Supplied records –

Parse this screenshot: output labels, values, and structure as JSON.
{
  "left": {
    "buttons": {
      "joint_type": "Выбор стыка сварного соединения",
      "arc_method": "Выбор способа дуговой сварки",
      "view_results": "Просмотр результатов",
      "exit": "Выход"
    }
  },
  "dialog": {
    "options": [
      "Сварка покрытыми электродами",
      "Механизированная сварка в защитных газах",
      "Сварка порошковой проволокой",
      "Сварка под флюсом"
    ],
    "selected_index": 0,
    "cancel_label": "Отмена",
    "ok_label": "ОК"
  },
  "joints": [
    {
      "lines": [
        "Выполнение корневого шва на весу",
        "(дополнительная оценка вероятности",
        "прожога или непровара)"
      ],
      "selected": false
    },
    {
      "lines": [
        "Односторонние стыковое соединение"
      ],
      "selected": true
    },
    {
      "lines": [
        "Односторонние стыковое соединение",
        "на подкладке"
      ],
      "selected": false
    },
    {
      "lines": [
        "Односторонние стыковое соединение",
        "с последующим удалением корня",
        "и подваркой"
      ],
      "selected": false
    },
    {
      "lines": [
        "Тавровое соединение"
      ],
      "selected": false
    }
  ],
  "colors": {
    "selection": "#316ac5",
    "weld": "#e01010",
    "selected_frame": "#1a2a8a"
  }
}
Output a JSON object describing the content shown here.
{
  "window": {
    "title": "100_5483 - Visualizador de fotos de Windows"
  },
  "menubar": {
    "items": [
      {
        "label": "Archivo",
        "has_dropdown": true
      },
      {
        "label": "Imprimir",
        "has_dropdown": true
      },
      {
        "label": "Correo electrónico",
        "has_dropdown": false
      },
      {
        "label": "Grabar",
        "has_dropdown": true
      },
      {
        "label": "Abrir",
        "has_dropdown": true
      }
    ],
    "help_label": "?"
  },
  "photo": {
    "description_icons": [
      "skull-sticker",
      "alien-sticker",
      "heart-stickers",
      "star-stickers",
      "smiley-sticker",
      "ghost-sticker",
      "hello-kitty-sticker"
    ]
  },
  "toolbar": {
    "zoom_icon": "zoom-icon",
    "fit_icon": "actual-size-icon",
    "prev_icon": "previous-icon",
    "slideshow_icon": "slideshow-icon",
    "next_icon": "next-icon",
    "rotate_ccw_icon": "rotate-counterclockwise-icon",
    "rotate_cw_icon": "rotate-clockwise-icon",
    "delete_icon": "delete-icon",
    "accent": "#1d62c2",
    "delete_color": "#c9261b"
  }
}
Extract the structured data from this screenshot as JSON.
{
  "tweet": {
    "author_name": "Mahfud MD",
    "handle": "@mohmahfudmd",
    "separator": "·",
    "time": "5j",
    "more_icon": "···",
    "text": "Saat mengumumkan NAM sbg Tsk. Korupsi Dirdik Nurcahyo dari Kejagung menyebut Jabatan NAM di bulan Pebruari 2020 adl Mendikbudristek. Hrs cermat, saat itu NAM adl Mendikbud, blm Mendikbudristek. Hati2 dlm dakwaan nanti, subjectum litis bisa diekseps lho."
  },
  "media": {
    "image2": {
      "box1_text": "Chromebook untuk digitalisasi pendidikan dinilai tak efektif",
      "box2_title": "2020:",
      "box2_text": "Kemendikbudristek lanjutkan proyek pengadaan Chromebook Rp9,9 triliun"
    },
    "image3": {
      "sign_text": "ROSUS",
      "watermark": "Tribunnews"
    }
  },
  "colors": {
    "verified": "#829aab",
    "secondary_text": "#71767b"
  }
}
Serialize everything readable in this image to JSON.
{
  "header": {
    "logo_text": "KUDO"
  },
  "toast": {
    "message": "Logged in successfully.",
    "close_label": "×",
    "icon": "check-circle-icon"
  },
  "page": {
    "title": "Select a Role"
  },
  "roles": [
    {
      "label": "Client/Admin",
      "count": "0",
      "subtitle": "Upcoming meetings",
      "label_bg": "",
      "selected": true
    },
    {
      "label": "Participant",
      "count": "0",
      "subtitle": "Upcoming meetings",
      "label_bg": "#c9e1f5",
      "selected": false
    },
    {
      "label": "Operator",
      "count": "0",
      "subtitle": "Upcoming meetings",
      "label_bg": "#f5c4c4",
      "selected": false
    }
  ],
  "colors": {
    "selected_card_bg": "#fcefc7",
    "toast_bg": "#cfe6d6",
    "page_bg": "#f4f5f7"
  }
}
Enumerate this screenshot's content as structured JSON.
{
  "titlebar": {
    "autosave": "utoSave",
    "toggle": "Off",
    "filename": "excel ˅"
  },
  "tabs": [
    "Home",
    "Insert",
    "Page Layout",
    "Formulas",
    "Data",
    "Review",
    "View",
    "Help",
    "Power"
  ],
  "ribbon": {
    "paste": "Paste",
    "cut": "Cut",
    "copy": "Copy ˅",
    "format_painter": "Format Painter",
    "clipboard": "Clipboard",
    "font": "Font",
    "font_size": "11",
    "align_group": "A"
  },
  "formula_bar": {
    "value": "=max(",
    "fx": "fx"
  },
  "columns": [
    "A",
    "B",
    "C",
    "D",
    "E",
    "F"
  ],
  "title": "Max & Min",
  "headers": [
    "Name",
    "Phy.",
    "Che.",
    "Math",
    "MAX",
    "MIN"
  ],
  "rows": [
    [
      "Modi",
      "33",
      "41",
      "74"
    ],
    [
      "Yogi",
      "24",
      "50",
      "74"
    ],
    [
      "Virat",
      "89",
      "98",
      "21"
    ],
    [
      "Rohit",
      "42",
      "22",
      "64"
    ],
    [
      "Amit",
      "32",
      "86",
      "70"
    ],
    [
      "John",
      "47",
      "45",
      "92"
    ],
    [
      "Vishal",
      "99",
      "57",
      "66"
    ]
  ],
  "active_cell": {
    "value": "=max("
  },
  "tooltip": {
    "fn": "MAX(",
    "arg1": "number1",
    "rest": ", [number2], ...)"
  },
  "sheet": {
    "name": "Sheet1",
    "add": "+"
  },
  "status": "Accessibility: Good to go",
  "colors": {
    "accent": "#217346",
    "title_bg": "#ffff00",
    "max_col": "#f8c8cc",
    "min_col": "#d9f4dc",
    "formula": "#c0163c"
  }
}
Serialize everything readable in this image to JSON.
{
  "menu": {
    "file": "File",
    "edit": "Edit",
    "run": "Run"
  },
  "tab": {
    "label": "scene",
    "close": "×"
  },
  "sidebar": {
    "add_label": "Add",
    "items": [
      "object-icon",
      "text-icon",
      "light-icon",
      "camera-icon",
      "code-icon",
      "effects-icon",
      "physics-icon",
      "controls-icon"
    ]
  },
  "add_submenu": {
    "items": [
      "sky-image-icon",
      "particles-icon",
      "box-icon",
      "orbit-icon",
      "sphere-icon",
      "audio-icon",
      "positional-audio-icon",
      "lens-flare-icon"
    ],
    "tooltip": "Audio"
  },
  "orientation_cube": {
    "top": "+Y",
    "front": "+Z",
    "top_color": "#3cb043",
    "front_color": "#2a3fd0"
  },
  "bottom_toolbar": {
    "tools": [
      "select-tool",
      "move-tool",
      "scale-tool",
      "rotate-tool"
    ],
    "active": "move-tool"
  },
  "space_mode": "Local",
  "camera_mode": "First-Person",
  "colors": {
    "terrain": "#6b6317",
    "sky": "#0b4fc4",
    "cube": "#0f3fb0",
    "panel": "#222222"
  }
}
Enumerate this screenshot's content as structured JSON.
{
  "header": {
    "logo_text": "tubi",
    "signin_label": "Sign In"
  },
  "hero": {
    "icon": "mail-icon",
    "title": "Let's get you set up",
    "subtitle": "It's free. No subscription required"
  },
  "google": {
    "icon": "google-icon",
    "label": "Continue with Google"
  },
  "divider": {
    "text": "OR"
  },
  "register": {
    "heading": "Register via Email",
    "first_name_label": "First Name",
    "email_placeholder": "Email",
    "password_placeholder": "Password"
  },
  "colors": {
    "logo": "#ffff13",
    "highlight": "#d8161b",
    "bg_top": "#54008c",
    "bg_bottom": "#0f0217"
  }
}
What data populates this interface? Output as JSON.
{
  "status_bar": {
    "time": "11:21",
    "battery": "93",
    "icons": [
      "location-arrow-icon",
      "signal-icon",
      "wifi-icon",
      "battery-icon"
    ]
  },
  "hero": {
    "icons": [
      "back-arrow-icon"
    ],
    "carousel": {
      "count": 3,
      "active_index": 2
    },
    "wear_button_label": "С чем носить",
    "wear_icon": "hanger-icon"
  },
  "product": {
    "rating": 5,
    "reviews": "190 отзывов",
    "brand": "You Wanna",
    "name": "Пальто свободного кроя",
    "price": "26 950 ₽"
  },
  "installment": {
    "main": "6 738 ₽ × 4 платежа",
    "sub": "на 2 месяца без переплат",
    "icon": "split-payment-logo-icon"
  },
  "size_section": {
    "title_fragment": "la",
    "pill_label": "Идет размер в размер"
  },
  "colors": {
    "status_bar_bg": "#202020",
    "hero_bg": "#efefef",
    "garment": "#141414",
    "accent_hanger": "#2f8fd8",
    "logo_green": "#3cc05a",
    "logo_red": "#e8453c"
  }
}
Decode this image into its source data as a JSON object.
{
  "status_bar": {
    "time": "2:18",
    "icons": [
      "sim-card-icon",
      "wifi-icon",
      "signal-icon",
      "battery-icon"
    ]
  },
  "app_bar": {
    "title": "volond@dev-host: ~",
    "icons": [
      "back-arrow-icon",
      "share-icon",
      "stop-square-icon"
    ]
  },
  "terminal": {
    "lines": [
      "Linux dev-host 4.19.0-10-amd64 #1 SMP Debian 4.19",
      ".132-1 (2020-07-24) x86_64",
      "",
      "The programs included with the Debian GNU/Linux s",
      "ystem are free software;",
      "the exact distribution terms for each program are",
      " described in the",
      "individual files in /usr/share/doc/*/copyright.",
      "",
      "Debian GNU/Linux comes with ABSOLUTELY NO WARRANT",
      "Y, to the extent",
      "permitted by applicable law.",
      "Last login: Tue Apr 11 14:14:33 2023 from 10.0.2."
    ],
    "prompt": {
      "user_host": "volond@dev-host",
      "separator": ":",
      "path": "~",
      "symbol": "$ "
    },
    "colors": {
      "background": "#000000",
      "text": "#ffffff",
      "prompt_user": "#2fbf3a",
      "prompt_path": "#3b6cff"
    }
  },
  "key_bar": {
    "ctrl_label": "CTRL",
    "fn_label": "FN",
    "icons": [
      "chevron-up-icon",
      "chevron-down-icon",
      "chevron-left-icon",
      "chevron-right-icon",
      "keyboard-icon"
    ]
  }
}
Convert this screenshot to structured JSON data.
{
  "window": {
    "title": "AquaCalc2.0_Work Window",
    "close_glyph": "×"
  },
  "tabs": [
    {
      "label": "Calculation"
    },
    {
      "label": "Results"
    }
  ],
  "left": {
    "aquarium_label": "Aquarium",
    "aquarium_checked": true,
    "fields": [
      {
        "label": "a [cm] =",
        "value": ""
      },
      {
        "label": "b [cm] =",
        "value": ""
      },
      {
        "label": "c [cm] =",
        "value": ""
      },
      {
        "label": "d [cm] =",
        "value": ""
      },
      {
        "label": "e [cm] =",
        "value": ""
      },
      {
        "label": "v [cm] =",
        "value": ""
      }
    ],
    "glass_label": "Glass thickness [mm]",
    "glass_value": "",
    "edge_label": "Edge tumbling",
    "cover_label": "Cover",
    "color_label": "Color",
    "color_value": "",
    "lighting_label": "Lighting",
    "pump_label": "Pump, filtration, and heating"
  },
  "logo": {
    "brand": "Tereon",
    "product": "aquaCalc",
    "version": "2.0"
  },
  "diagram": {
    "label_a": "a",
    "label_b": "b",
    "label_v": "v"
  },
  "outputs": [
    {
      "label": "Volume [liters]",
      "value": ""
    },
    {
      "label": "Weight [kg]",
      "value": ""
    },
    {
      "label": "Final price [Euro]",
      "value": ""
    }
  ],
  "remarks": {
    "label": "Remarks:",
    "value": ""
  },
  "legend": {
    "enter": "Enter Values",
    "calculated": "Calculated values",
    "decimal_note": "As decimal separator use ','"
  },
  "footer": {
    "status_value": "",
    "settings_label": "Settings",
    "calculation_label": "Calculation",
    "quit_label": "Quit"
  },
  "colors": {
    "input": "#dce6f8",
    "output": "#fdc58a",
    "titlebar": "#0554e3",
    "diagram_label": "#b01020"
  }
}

Stated exercise –
Look over the records above and copy each line that includes the string "structured".

Output for this exercise –
Extract the structured data from this screenshot as JSON.
Enumerate this screenshot's content as structured JSON.
Enumerate this screenshot's content as structured JSON.
Convert this screenshot to structured JSON data.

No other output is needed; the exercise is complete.